Repeat every entry word for word, skipping the pictures.

**Provided material**
====================

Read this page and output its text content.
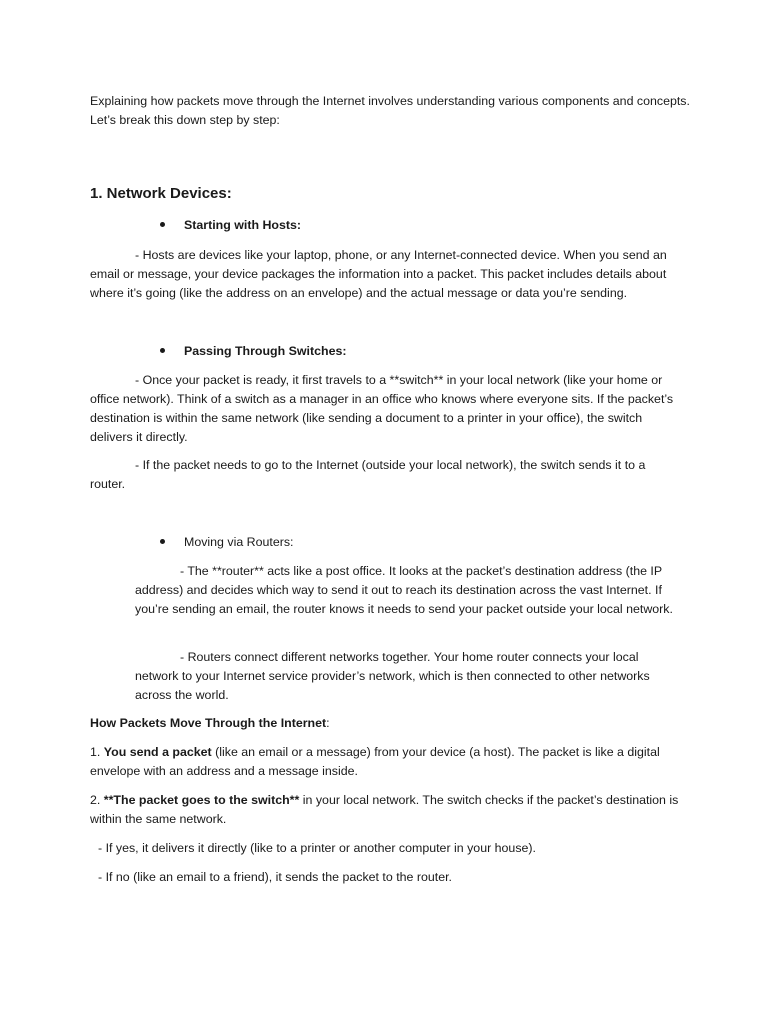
Explaining how packets move through the Internet involves understanding various components and concepts. Let’s break this down step by step:

1. Network Devices:
Starting with Hosts:

- Hosts are devices like your laptop, phone, or any Internet-connected device. When you send an email or message, your device packages the information into a packet. This packet includes details about where it’s going (like the address on an envelope) and the actual message or data you’re sending.

Passing Through Switches:

- Once your packet is ready, it first travels to a **switch** in your local network (like your home or office network). Think of a switch as a manager in an office who knows where everyone sits. If the packet’s destination is within the same network (like sending a document to a printer in your office), the switch delivers it directly.

- If the packet needs to go to the Internet (outside your local network), the switch sends it to a router.

Moving via Routers:

- The **router** acts like a post office. It looks at the packet’s destination address (the IP address) and decides which way to send it out to reach its destination across the vast Internet. If you’re sending an email, the router knows it needs to send your packet outside your local network.

- Routers connect different networks together. Your home router connects your local network to your Internet service provider’s network, which is then connected to other networks across the world.

How Packets Move Through the Internet:

1. You send a packet (like an email or a message) from your device (a host). The packet is like a digital envelope with an address and a message inside.

2. **The packet goes to the switch** in your local network. The switch checks if the packet’s destination is within the same network.

- If yes, it delivers it directly (like to a printer or another computer in your house).

- If no (like an email to a friend), it sends the packet to the router.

====================

**Exercise solution**
Read this page and output its text content.
Explaining how packets move through the Internet involves understanding various components and concepts. Let’s break this down step by step:

1. Network Devices:
Starting with Hosts:

- Hosts are devices like your laptop, phone, or any Internet-connected device. When you send an email or message, your device packages the information into a packet. This packet includes details about where it’s going (like the address on an envelope) and the actual message or data you’re sending.

Passing Through Switches:

- Once your packet is ready, it first travels to a **switch** in your local network (like your home or office network). Think of a switch as a manager in an office who knows where everyone sits. If the packet’s destination is within the same network (like sending a document to a printer in your office), the switch delivers it directly.

- If the packet needs to go to the Internet (outside your local network), the switch sends it to a router.

Moving via Routers:

- The **router** acts like a post office. It looks at the packet’s destination address (the IP address) and decides which way to send it out to reach its destination across the vast Internet. If you’re sending an email, the router knows it needs to send your packet outside your local network.

- Routers connect different networks together. Your home router connects your local network to your Internet service provider’s network, which is then connected to other networks across the world.

How Packets Move Through the Internet:

1. You send a packet (like an email or a message) from your device (a host). The packet is like a digital envelope with an address and a message inside.

2. **The packet goes to the switch** in your local network. The switch checks if the packet’s destination is within the same network.

- If yes, it delivers it directly (like to a printer or another computer in your house).

- If no (like an email to a friend), it sends the packet to the router.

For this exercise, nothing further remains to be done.